Start RECORDS PROVIDED

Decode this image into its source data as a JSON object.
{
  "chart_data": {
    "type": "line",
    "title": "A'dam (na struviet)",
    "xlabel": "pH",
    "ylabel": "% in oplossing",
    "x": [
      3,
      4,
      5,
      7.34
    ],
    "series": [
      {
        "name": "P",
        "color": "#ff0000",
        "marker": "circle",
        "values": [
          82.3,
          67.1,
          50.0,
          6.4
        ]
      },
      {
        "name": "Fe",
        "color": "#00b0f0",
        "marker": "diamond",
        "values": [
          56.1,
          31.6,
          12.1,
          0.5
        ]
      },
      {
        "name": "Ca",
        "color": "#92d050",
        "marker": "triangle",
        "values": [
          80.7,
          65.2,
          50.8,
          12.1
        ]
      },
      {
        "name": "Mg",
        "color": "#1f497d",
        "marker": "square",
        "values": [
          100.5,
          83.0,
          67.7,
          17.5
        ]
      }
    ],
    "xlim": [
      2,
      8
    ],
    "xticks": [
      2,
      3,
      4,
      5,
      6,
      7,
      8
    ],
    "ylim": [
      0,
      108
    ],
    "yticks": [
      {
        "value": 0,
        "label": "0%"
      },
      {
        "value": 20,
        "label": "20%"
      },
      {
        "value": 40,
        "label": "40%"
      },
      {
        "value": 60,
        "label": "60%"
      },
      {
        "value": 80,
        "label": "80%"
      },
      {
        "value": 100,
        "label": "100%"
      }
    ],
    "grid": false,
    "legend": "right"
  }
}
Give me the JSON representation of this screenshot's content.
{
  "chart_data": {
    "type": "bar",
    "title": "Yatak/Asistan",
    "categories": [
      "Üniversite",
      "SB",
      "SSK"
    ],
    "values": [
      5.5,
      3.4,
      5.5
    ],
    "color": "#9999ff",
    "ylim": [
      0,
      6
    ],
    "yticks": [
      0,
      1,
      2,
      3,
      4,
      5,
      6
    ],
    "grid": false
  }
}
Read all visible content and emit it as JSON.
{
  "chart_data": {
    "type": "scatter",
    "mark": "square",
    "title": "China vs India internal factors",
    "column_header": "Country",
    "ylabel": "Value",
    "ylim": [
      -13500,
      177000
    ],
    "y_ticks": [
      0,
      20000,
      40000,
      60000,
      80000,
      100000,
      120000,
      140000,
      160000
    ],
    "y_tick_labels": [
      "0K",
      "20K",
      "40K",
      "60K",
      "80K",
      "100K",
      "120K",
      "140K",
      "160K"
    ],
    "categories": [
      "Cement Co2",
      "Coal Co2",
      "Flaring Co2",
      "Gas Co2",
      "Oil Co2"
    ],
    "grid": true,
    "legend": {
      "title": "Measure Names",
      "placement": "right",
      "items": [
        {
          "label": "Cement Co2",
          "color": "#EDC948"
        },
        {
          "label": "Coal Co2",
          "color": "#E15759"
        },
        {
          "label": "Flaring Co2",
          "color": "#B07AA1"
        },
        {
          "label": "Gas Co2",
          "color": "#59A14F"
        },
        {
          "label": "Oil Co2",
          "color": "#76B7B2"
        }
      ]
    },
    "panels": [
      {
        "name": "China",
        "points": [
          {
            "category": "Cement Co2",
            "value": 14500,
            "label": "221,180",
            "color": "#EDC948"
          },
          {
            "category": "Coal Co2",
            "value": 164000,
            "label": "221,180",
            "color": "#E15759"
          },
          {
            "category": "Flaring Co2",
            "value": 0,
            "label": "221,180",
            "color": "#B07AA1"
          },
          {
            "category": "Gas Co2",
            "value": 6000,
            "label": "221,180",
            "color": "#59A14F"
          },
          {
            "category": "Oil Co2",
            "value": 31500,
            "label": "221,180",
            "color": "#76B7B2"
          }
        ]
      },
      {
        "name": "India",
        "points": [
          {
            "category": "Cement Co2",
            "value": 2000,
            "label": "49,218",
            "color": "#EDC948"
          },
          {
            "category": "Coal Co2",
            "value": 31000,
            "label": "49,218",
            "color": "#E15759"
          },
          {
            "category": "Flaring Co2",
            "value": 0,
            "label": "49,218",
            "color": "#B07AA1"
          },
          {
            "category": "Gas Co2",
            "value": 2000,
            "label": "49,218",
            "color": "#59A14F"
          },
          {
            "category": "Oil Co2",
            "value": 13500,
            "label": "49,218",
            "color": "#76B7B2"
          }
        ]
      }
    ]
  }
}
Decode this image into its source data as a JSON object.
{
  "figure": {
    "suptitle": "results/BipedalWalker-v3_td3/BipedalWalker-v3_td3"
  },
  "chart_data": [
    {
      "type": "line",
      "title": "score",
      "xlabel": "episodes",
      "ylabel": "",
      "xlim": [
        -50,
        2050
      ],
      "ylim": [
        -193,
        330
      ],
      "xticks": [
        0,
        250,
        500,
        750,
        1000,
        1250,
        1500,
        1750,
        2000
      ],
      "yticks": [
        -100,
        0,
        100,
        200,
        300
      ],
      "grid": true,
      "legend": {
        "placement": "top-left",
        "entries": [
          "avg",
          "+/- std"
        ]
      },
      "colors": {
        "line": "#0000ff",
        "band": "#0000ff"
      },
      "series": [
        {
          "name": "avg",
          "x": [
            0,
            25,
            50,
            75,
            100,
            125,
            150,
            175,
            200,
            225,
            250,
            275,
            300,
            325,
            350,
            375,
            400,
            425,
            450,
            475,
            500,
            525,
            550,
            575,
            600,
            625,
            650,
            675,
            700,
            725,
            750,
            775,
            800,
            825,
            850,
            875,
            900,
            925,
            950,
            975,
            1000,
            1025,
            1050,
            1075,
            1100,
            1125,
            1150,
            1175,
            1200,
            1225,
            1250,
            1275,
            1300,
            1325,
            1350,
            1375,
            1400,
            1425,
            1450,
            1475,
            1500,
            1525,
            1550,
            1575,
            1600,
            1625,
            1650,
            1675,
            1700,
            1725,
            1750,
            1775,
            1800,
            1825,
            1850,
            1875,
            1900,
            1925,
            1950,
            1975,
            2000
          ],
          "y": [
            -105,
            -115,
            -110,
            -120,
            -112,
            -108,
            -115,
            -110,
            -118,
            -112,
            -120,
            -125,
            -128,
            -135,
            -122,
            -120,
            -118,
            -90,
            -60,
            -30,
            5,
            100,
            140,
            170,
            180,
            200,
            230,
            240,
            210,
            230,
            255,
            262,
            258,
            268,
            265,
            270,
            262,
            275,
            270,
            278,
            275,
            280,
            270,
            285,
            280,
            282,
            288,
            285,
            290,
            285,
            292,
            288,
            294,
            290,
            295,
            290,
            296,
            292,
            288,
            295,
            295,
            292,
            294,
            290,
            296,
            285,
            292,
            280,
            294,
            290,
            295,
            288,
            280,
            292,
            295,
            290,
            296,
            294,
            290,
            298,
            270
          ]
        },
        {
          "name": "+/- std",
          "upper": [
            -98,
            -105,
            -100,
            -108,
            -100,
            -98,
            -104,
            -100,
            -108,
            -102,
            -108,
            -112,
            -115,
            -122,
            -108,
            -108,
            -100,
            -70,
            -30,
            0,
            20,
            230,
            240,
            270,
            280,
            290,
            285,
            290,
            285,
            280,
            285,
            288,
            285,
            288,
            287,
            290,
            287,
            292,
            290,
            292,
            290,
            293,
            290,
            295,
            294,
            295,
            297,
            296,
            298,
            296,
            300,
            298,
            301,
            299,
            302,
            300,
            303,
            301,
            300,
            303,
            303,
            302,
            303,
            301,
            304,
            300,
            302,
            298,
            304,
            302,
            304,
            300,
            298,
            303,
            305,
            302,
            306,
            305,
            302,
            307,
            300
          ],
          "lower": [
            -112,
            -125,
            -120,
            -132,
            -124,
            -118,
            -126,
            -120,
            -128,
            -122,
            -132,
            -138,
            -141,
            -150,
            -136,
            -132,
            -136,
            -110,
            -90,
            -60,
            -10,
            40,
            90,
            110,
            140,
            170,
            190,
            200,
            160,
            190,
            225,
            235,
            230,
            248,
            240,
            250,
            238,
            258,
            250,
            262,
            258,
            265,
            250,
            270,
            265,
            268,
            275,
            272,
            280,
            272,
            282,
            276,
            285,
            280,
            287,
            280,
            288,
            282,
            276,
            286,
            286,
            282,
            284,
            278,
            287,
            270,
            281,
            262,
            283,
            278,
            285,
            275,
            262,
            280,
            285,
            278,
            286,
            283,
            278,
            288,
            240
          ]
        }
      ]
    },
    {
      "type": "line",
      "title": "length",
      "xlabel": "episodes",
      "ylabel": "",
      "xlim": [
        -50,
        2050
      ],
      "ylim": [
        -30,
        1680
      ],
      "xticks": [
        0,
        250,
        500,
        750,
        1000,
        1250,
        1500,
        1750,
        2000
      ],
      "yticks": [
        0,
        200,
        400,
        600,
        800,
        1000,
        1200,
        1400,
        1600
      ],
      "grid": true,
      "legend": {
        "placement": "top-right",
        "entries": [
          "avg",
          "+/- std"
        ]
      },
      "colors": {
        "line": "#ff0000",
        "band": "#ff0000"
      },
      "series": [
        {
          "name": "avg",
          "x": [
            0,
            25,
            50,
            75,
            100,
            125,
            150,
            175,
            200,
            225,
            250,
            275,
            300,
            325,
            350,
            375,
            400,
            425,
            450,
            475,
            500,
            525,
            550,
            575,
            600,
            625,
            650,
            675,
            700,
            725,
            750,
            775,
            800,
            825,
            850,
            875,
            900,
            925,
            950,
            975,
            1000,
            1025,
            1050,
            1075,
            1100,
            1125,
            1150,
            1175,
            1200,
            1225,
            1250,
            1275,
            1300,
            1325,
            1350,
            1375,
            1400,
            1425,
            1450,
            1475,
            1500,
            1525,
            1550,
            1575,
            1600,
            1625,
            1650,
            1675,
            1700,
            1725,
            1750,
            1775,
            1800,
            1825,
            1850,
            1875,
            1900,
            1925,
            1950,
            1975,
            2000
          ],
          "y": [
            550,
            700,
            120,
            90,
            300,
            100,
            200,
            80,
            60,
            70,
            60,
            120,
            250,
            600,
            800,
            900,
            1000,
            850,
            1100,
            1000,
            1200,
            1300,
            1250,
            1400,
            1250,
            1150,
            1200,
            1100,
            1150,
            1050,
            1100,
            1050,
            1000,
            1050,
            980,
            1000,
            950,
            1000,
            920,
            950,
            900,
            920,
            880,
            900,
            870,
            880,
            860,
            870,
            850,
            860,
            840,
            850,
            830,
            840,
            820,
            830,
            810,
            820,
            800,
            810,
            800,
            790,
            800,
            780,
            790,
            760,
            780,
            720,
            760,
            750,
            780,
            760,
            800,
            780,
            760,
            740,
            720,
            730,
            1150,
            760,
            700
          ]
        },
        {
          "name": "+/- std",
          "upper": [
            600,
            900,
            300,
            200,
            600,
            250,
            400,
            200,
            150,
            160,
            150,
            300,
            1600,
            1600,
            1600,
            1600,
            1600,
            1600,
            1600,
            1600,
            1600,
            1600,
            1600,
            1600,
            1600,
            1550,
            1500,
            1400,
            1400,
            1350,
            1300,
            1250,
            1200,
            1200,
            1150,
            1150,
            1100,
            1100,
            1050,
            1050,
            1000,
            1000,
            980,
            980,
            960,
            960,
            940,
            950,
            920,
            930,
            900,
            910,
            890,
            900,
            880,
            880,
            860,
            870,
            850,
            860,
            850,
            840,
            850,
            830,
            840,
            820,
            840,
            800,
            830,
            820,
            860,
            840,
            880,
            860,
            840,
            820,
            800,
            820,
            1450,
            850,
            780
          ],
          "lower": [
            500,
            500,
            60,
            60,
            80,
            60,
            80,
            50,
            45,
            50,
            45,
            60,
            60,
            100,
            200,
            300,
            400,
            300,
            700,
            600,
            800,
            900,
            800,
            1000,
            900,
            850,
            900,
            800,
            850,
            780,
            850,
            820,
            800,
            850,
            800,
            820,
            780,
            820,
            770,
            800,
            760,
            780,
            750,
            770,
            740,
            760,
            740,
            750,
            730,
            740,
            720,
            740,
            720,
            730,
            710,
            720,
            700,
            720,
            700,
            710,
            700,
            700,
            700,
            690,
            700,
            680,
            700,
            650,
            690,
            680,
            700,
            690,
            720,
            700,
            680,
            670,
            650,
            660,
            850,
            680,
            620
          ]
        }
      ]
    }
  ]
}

End RECORDS PROVIDED

Check each line of the data above for the string "type" and report only how many lines have it.

→ FINAL RESULT:
5